• **TASK DESCRIPTION**: Nothing but the text belongs in the answer: the listing below, copied exactly, without pictures.

• **RECORDS SHOWN**:
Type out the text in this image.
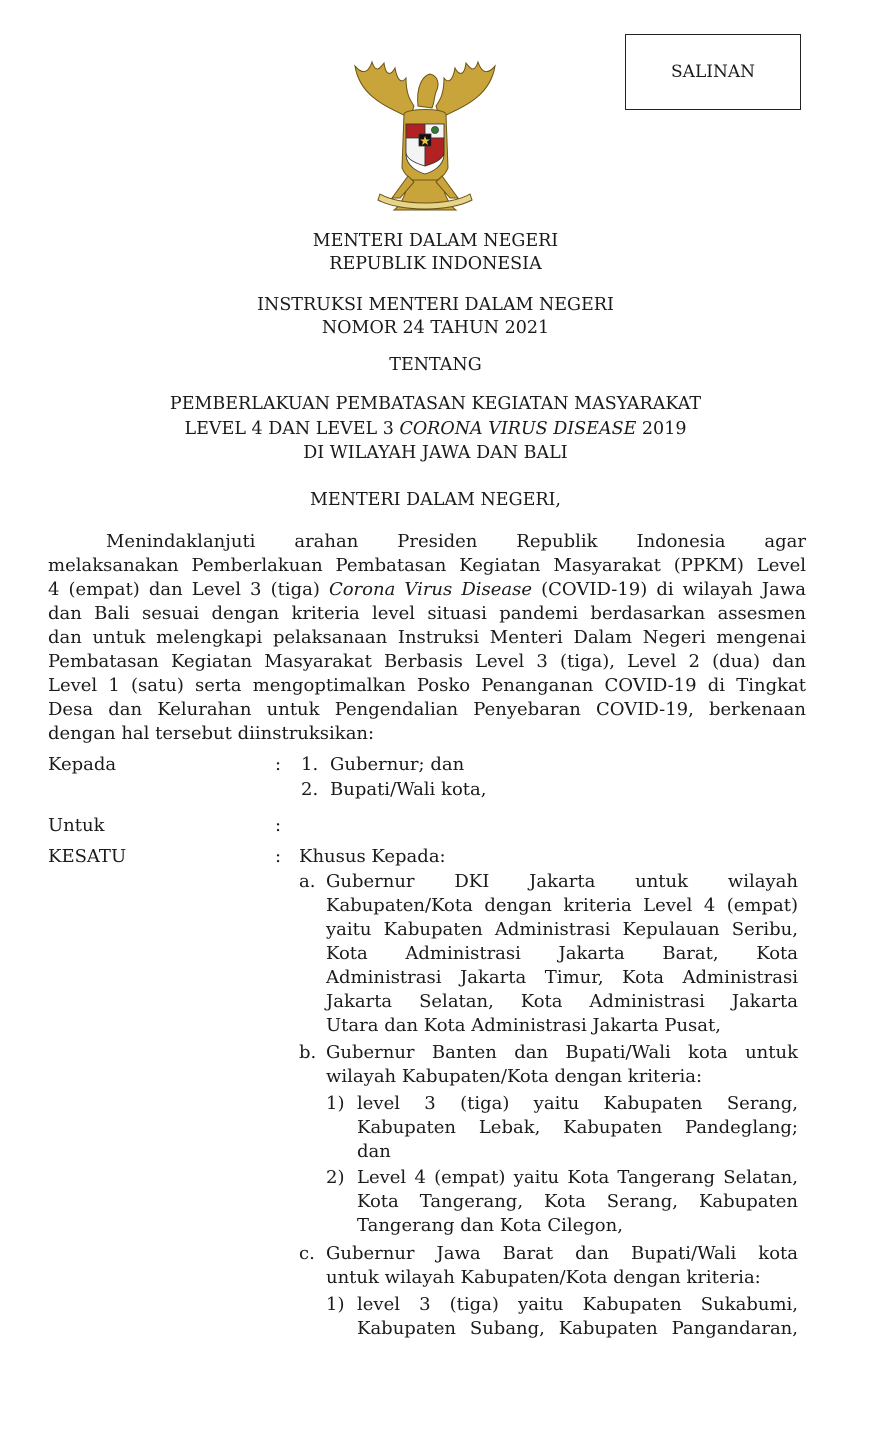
SALINAN
MENTERI DALAM NEGERI
REPUBLIK INDONESIA
INSTRUKSI MENTERI DALAM NEGERI
NOMOR 24 TAHUN 2021
TENTANG
PEMBERLAKUAN PEMBATASAN KEGIATAN MASYARAKAT
LEVEL 4 DAN LEVEL 3 CORONA VIRUS DISEASE 2019
DI WILAYAH JAWA DAN BALI
MENTERI DALAM NEGERI,
Menindaklanjuti arahan Presiden Republik Indonesia agar
melaksanakan Pemberlakuan Pembatasan Kegiatan Masyarakat (PPKM) Level
4 (empat) dan Level 3 (tiga) Corona Virus Disease (COVID-19) di wilayah Jawa
dan Bali sesuai dengan kriteria level situasi pandemi berdasarkan assesmen
dan untuk melengkapi pelaksanaan Instruksi Menteri Dalam Negeri mengenai
Pembatasan Kegiatan Masyarakat Berbasis Level 3 (tiga), Level 2 (dua) dan
Level 1 (satu) serta mengoptimalkan Posko Penanganan COVID-19 di Tingkat
Desa dan Kelurahan untuk Pengendalian Penyebaran COVID-19, berkenaan
dengan hal tersebut diinstruksikan:
Kepada	: 1. Gubernur; dan
2. Bupati/Wali kota,
Untuk	:
KESATU	: Khusus Kepada:
a. Gubernur DKI Jakarta untuk wilayah
Kabupaten/Kota dengan kriteria Level 4 (empat)
yaitu Kabupaten Administrasi Kepulauan Seribu,
Kota Administrasi Jakarta Barat, Kota
Administrasi Jakarta Timur, Kota Administrasi
Jakarta Selatan, Kota Administrasi Jakarta
Utara dan Kota Administrasi Jakarta Pusat,
b. Gubernur Banten dan Bupati/Wali kota untuk
wilayah Kabupaten/Kota dengan kriteria:
1) level 3 (tiga) yaitu Kabupaten Serang,
Kabupaten Lebak, Kabupaten Pandeglang;
dan
2) Level 4 (empat) yaitu Kota Tangerang Selatan,
Kota Tangerang, Kota Serang, Kabupaten
Tangerang dan Kota Cilegon,
c. Gubernur Jawa Barat dan Bupati/Wali kota
untuk wilayah Kabupaten/Kota dengan kriteria:
1) level 3 (tiga) yaitu Kabupaten Sukabumi,
Kabupaten Subang, Kabupaten Pangandaran,
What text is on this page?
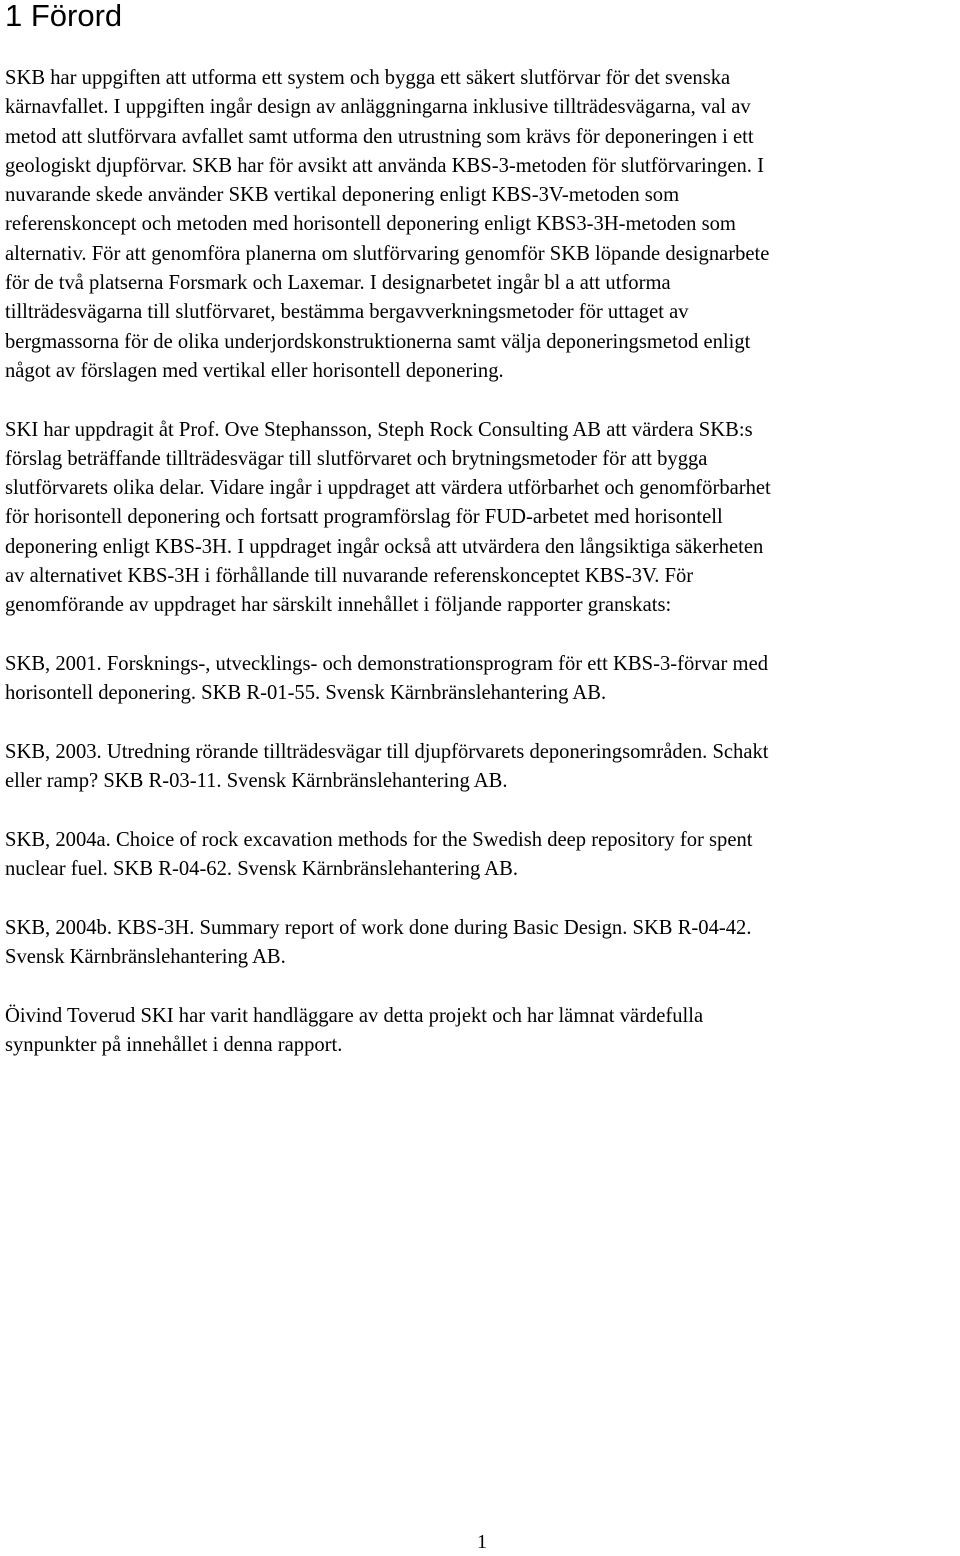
1 Förord

SKB har uppgiften att utforma ett system och bygga ett säkert slutförvar för det svenska
kärnavfallet. I uppgiften ingår design av anläggningarna inklusive tillträdesvägarna, val av
metod att slutförvara avfallet samt utforma den utrustning som krävs för deponeringen i ett
geologiskt djupförvar. SKB har för avsikt att använda KBS-3-metoden för slutförvaringen. I
nuvarande skede använder SKB vertikal deponering enligt KBS-3V-metoden som
referenskoncept och metoden med horisontell deponering enligt KBS3-3H-metoden som
alternativ. För att genomföra planerna om slutförvaring genomför SKB löpande designarbete
för de två platserna Forsmark och Laxemar. I designarbetet ingår bl a att utforma
tillträdesvägarna till slutförvaret, bestämma bergavverkningsmetoder för uttaget av
bergmassorna för de olika underjordskonstruktionerna samt välja deponeringsmetod enligt
något av förslagen med vertikal eller horisontell deponering.

SKI har uppdragit åt Prof. Ove Stephansson, Steph Rock Consulting AB att värdera SKB:s
förslag beträffande tillträdesvägar till slutförvaret och brytningsmetoder för att bygga
slutförvarets olika delar. Vidare ingår i uppdraget att värdera utförbarhet och genomförbarhet
för horisontell deponering och fortsatt programförslag för FUD-arbetet med horisontell
deponering enligt KBS-3H. I uppdraget ingår också att utvärdera den långsiktiga säkerheten
av alternativet KBS-3H i förhållande till nuvarande referenskonceptet KBS-3V. För
genomförande av uppdraget har särskilt innehållet i följande rapporter granskats:

SKB, 2001. Forsknings-, utvecklings- och demonstrationsprogram för ett KBS-3-förvar med
horisontell deponering. SKB R-01-55. Svensk Kärnbränslehantering AB.

SKB, 2003. Utredning rörande tillträdesvägar till djupförvarets deponeringsområden. Schakt
eller ramp? SKB R-03-11. Svensk Kärnbränslehantering AB.

SKB, 2004a. Choice of rock excavation methods for the Swedish deep repository for spent
nuclear fuel. SKB R-04-62. Svensk Kärnbränslehantering AB.

SKB, 2004b. KBS-3H. Summary report of work done during Basic Design. SKB R-04-42.
Svensk Kärnbränslehantering AB.

Öivind Toverud SKI har varit handläggare av detta projekt och har lämnat värdefulla
synpunkter på innehållet i denna rapport.

1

• **SOLUTION TO THIS PROBLEM**:
Type out the text in this image.
SALINAN
MENTERI DALAM NEGERI
REPUBLIK INDONESIA
INSTRUKSI MENTERI DALAM NEGERI
NOMOR 24 TAHUN 2021
TENTANG
PEMBERLAKUAN PEMBATASAN KEGIATAN MASYARAKAT
LEVEL 4 DAN LEVEL 3 CORONA VIRUS DISEASE 2019
DI WILAYAH JAWA DAN BALI
MENTERI DALAM NEGERI,
Menindaklanjuti arahan Presiden Republik Indonesia agar
melaksanakan Pemberlakuan Pembatasan Kegiatan Masyarakat (PPKM) Level
4 (empat) dan Level 3 (tiga) Corona Virus Disease (COVID-19) di wilayah Jawa
dan Bali sesuai dengan kriteria level situasi pandemi berdasarkan assesmen
dan untuk melengkapi pelaksanaan Instruksi Menteri Dalam Negeri mengenai
Pembatasan Kegiatan Masyarakat Berbasis Level 3 (tiga), Level 2 (dua) dan
Level 1 (satu) serta mengoptimalkan Posko Penanganan COVID-19 di Tingkat
Desa dan Kelurahan untuk Pengendalian Penyebaran COVID-19, berkenaan
dengan hal tersebut diinstruksikan:
Kepada	: 1. Gubernur; dan
2. Bupati/Wali kota,
Untuk	:
KESATU	: Khusus Kepada:
a. Gubernur DKI Jakarta untuk wilayah
Kabupaten/Kota dengan kriteria Level 4 (empat)
yaitu Kabupaten Administrasi Kepulauan Seribu,
Kota Administrasi Jakarta Barat, Kota
Administrasi Jakarta Timur, Kota Administrasi
Jakarta Selatan, Kota Administrasi Jakarta
Utara dan Kota Administrasi Jakarta Pusat,
b. Gubernur Banten dan Bupati/Wali kota untuk
wilayah Kabupaten/Kota dengan kriteria:
1) level 3 (tiga) yaitu Kabupaten Serang,
Kabupaten Lebak, Kabupaten Pandeglang;
dan
2) Level 4 (empat) yaitu Kota Tangerang Selatan,
Kota Tangerang, Kota Serang, Kabupaten
Tangerang dan Kota Cilegon,
c. Gubernur Jawa Barat dan Bupati/Wali kota
untuk wilayah Kabupaten/Kota dengan kriteria:
1) level 3 (tiga) yaitu Kabupaten Sukabumi,
Kabupaten Subang, Kabupaten Pangandaran,
What text is on this page?
1 Förord

SKB har uppgiften att utforma ett system och bygga ett säkert slutförvar för det svenska
kärnavfallet. I uppgiften ingår design av anläggningarna inklusive tillträdesvägarna, val av
metod att slutförvara avfallet samt utforma den utrustning som krävs för deponeringen i ett
geologiskt djupförvar. SKB har för avsikt att använda KBS-3-metoden för slutförvaringen. I
nuvarande skede använder SKB vertikal deponering enligt KBS-3V-metoden som
referenskoncept och metoden med horisontell deponering enligt KBS3-3H-metoden som
alternativ. För att genomföra planerna om slutförvaring genomför SKB löpande designarbete
för de två platserna Forsmark och Laxemar. I designarbetet ingår bl a att utforma
tillträdesvägarna till slutförvaret, bestämma bergavverkningsmetoder för uttaget av
bergmassorna för de olika underjordskonstruktionerna samt välja deponeringsmetod enligt
något av förslagen med vertikal eller horisontell deponering.

SKI har uppdragit åt Prof. Ove Stephansson, Steph Rock Consulting AB att värdera SKB:s
förslag beträffande tillträdesvägar till slutförvaret och brytningsmetoder för att bygga
slutförvarets olika delar. Vidare ingår i uppdraget att värdera utförbarhet och genomförbarhet
för horisontell deponering och fortsatt programförslag för FUD-arbetet med horisontell
deponering enligt KBS-3H. I uppdraget ingår också att utvärdera den långsiktiga säkerheten
av alternativet KBS-3H i förhållande till nuvarande referenskonceptet KBS-3V. För
genomförande av uppdraget har särskilt innehållet i följande rapporter granskats:

SKB, 2001. Forsknings-, utvecklings- och demonstrationsprogram för ett KBS-3-förvar med
horisontell deponering. SKB R-01-55. Svensk Kärnbränslehantering AB.

SKB, 2003. Utredning rörande tillträdesvägar till djupförvarets deponeringsområden. Schakt
eller ramp? SKB R-03-11. Svensk Kärnbränslehantering AB.

SKB, 2004a. Choice of rock excavation methods for the Swedish deep repository for spent
nuclear fuel. SKB R-04-62. Svensk Kärnbränslehantering AB.

SKB, 2004b. KBS-3H. Summary report of work done during Basic Design. SKB R-04-42.
Svensk Kärnbränslehantering AB.

Öivind Toverud SKI har varit handläggare av detta projekt och har lämnat värdefulla
synpunkter på innehållet i denna rapport.

1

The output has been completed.